Exercise goal:
In the listing that follows, how many lines contain "waveform"? Give the number only.

start

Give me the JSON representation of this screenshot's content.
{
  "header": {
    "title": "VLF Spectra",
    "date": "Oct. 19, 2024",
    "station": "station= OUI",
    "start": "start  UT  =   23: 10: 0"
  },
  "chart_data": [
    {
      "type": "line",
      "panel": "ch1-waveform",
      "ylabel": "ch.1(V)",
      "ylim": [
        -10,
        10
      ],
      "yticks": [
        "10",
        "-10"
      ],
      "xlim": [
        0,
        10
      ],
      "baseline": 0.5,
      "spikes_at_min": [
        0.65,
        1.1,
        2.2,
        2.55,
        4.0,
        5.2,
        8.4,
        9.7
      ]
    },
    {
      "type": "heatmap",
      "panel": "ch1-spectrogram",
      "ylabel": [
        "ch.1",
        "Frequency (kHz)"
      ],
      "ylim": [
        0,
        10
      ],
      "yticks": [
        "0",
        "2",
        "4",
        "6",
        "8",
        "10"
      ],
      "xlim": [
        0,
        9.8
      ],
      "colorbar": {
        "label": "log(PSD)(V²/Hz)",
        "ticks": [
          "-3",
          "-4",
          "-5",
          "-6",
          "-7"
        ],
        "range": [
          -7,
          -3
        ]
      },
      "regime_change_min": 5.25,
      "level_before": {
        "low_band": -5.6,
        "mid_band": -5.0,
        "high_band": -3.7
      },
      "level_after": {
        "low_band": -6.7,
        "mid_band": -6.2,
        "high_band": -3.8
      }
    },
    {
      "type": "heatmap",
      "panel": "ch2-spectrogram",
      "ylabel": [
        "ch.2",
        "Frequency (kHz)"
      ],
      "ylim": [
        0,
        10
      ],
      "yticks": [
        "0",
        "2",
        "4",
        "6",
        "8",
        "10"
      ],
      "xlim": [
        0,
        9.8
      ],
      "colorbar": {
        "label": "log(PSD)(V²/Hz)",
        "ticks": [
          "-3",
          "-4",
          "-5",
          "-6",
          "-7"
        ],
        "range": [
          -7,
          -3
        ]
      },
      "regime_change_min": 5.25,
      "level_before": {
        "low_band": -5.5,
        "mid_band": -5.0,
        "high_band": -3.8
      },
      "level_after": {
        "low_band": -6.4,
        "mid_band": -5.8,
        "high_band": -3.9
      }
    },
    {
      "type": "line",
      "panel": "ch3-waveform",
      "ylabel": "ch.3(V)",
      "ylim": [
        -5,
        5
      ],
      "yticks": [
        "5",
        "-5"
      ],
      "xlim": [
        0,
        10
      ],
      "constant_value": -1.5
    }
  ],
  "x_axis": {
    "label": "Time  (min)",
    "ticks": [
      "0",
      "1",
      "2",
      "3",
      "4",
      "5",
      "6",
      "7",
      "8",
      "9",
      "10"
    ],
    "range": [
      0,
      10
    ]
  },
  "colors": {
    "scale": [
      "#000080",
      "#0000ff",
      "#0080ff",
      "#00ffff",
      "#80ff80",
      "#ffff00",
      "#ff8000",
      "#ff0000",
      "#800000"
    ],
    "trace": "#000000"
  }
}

end

Written reply:
2